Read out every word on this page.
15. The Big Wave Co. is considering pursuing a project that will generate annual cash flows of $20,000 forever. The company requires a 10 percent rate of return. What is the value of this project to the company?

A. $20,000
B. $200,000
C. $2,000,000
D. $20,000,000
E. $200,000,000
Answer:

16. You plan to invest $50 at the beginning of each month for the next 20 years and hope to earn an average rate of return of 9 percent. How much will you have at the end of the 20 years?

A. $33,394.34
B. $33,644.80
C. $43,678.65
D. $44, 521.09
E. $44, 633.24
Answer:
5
○ ○ ○
### [WORK REQUIRED]
Copy all data exactly, start to finish.

### [WRITTEN RESPONSE]
Read out every word on this page.
15. The Big Wave Co. is considering pursuing a project that will generate annual cash flows of $20,000 forever. The company requires a 10 percent rate of return. What is the value of this project to the company?

A. $20,000
B. $200,000
C. $2,000,000
D. $20,000,000
E. $200,000,000
Answer:

16. You plan to invest $50 at the beginning of each month for the next 20 years and hope to earn an average rate of return of 9 percent. How much will you have at the end of the 20 years?

A. $33,394.34
B. $33,644.80
C. $43,678.65
D. $44, 521.09
E. $44, 633.24
Answer:
5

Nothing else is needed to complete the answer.